### Aim of the task
Copy out every line that contains "this".

### Excerpted data

-.-.-

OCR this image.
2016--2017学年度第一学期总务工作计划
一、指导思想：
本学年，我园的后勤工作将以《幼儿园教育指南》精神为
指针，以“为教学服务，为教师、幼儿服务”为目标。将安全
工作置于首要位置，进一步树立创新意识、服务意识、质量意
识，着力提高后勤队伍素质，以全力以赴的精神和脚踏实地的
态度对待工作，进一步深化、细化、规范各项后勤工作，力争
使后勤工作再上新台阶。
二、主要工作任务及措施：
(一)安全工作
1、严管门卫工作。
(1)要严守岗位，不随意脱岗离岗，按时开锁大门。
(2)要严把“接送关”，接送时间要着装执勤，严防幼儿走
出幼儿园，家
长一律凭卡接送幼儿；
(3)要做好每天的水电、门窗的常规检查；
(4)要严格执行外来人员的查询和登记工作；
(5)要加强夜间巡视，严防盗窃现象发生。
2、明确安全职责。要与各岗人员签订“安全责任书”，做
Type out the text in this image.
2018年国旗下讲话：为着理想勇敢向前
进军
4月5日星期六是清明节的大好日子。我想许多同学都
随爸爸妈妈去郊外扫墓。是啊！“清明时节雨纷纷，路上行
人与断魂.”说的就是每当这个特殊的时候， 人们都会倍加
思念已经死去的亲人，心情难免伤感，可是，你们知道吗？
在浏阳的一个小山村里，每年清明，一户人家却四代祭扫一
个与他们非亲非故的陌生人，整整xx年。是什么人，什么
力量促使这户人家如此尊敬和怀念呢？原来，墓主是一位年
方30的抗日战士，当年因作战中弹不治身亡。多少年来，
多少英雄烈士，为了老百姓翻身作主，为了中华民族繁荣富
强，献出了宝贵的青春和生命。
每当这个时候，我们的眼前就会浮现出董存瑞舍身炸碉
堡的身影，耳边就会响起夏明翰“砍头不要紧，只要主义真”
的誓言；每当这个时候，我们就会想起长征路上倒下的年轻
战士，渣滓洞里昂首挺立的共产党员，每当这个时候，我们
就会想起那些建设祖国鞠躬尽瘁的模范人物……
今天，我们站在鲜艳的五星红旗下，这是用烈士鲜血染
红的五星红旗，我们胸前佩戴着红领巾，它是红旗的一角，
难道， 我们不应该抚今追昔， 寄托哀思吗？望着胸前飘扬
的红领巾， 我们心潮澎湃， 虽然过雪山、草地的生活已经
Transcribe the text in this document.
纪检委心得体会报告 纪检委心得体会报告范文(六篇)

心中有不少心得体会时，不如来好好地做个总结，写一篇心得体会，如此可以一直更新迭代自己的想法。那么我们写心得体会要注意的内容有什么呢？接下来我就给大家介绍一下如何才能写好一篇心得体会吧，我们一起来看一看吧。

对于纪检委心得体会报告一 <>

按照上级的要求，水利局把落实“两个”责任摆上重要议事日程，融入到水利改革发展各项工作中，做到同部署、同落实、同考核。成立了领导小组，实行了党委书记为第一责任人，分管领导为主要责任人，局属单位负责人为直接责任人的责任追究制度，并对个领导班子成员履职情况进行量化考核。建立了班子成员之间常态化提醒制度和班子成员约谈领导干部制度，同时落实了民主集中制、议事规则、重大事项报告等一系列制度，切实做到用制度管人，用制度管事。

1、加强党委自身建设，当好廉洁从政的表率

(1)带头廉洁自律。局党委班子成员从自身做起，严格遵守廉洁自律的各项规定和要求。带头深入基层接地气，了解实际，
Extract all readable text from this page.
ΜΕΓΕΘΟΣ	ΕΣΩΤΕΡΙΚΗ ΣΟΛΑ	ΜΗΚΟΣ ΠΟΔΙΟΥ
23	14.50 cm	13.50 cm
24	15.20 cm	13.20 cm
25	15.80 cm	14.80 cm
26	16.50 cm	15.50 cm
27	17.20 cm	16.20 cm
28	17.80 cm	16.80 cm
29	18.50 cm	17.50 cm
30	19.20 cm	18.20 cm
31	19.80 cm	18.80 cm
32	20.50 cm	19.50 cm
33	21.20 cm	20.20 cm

-.-.-

### Response to the exercise
OCR this image.
Type out the text in this image.
Transcribe the text in this document.
Extract all readable text from this page.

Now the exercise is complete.